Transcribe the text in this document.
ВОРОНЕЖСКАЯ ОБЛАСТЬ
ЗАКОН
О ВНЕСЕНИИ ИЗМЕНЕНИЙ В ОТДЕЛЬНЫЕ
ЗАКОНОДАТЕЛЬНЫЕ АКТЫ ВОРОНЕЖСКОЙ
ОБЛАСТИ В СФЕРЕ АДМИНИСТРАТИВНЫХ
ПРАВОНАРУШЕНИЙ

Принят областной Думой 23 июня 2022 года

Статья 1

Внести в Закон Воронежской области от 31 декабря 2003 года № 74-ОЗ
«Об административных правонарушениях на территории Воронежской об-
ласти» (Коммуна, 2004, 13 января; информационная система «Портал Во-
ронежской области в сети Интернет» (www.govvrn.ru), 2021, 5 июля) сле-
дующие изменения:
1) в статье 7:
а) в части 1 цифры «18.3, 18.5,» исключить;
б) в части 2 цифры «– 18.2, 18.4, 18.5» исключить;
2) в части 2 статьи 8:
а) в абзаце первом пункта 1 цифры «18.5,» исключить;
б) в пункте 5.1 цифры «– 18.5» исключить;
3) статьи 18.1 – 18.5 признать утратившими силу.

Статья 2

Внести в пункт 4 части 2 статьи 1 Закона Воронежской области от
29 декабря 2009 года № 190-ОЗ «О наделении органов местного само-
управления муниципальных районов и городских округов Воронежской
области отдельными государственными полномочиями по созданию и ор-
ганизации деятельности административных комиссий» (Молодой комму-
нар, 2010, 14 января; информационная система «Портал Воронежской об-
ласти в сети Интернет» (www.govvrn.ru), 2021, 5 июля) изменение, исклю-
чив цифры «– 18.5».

** TASK TO CARRY OUT **
Write out every entry verbatim.

** COMPLETED TASK **
Transcribe the text in this document.
ВОРОНЕЖСКАЯ ОБЛАСТЬ
ЗАКОН
О ВНЕСЕНИИ ИЗМЕНЕНИЙ В ОТДЕЛЬНЫЕ
ЗАКОНОДАТЕЛЬНЫЕ АКТЫ ВОРОНЕЖСКОЙ
ОБЛАСТИ В СФЕРЕ АДМИНИСТРАТИВНЫХ
ПРАВОНАРУШЕНИЙ

Принят областной Думой 23 июня 2022 года

Статья 1

Внести в Закон Воронежской области от 31 декабря 2003 года № 74-ОЗ
«Об административных правонарушениях на территории Воронежской об-
ласти» (Коммуна, 2004, 13 января; информационная система «Портал Во-
ронежской области в сети Интернет» (www.govvrn.ru), 2021, 5 июля) сле-
дующие изменения:
1) в статье 7:
а) в части 1 цифры «18.3, 18.5,» исключить;
б) в части 2 цифры «– 18.2, 18.4, 18.5» исключить;
2) в части 2 статьи 8:
а) в абзаце первом пункта 1 цифры «18.5,» исключить;
б) в пункте 5.1 цифры «– 18.5» исключить;
3) статьи 18.1 – 18.5 признать утратившими силу.

Статья 2

Внести в пункт 4 части 2 статьи 1 Закона Воронежской области от
29 декабря 2009 года № 190-ОЗ «О наделении органов местного само-
управления муниципальных районов и городских округов Воронежской
области отдельными государственными полномочиями по созданию и ор-
ганизации деятельности административных комиссий» (Молодой комму-
нар, 2010, 14 января; информационная система «Портал Воронежской об-
ласти в сети Интернет» (www.govvrn.ru), 2021, 5 июля) изменение, исклю-
чив цифры «– 18.5».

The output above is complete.